→ **SHORT TASK**
Print all of the entries exactly, minus the pictures.

A run of records:
════
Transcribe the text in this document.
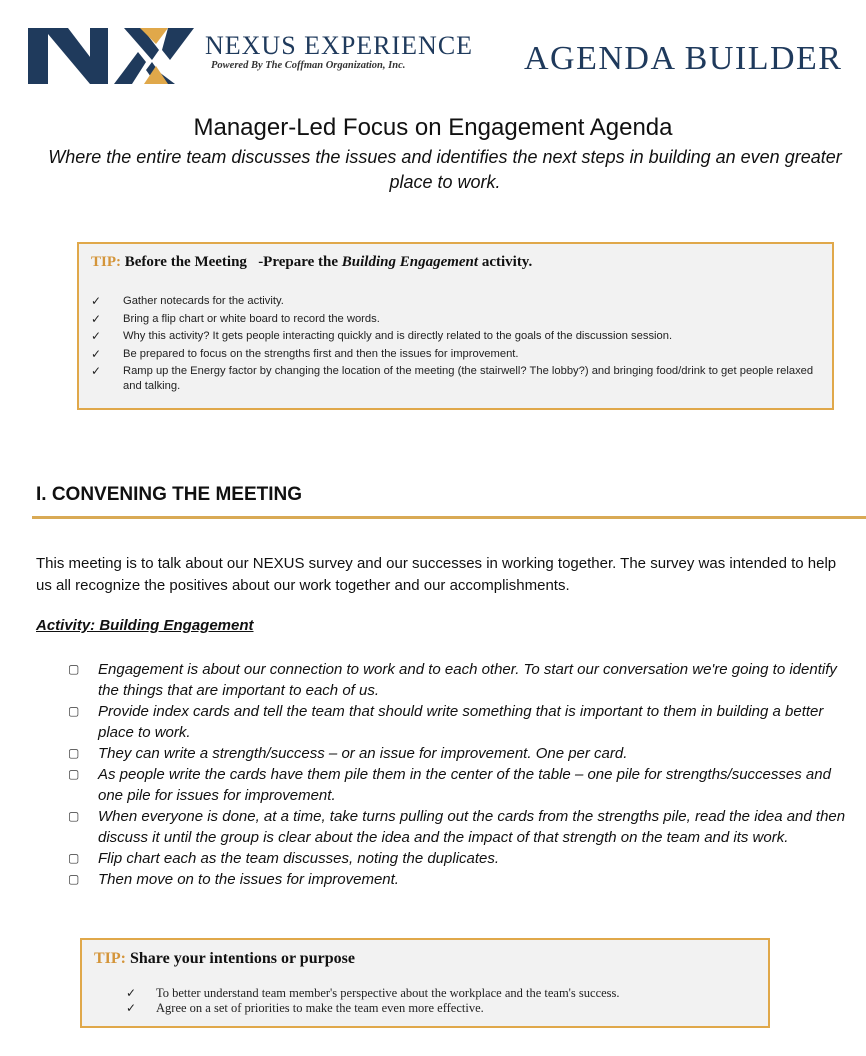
NEXUS EXPERIENCE
Powered By The Coffman Organization, Inc.	AGENDA BUILDER
Manager-Led Focus on Engagement Agenda
Where the entire team discusses the issues and identifies the next steps in building an even greater place to work.
TIP: Before the Meeting -Prepare the Building Engagement activity.
✓ Gather notecards for the activity.
✓ Bring a flip chart or white board to record the words.
✓ Why this activity? It gets people interacting quickly and is directly related to the goals of the discussion session.
✓ Be prepared to focus on the strengths first and then the issues for improvement.
✓ Ramp up the Energy factor by changing the location of the meeting (the stairwell? The lobby?) and bringing food/drink to get people relaxed and talking.
I. CONVENING THE MEETING

This meeting is to talk about our NEXUS survey and our successes in working together. The survey was intended to help us all recognize the positives about our work together and our accomplishments.

Activity: Building Engagement
▢ Engagement is about our connection to work and to each other. To start our conversation we're going to identify the things that are important to each of us.
▢ Provide index cards and tell the team that should write something that is important to them in building a better place to work.
▢ They can write a strength/success – or an issue for improvement. One per card.
▢ As people write the cards have them pile them in the center of the table – one pile for strengths/successes and one pile for issues for improvement.
▢ When everyone is done, at a time, take turns pulling out the cards from the strengths pile, read the idea and then discuss it until the group is clear about the idea and the impact of that strength on the team and its work.
▢ Flip chart each as the team discusses, noting the duplicates.
▢ Then move on to the issues for improvement.
TIP: Share your intentions or purpose
✓ To better understand team member's perspective about the workplace and the team's success.
✓ Agree on a set of priorities to make the team even more effective.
════
→ **EXERCISE RESULT**
Transcribe the text in this document.
NEXUS EXPERIENCE
Powered By The Coffman Organization, Inc.	AGENDA BUILDER
Manager-Led Focus on Engagement Agenda
Where the entire team discusses the issues and identifies the next steps in building an even greater place to work.
TIP: Before the Meeting -Prepare the Building Engagement activity.
✓ Gather notecards for the activity.
✓ Bring a flip chart or white board to record the words.
✓ Why this activity? It gets people interacting quickly and is directly related to the goals of the discussion session.
✓ Be prepared to focus on the strengths first and then the issues for improvement.
✓ Ramp up the Energy factor by changing the location of the meeting (the stairwell? The lobby?) and bringing food/drink to get people relaxed and talking.
I. CONVENING THE MEETING

This meeting is to talk about our NEXUS survey and our successes in working together. The survey was intended to help us all recognize the positives about our work together and our accomplishments.

Activity: Building Engagement
▢ Engagement is about our connection to work and to each other. To start our conversation we're going to identify the things that are important to each of us.
▢ Provide index cards and tell the team that should write something that is important to them in building a better place to work.
▢ They can write a strength/success – or an issue for improvement. One per card.
▢ As people write the cards have them pile them in the center of the table – one pile for strengths/successes and one pile for issues for improvement.
▢ When everyone is done, at a time, take turns pulling out the cards from the strengths pile, read the idea and then discuss it until the group is clear about the idea and the impact of that strength on the team and its work.
▢ Flip chart each as the team discusses, noting the duplicates.
▢ Then move on to the issues for improvement.
TIP: Share your intentions or purpose
✓ To better understand team member's perspective about the workplace and the team's success.
✓ Agree on a set of priorities to make the team even more effective.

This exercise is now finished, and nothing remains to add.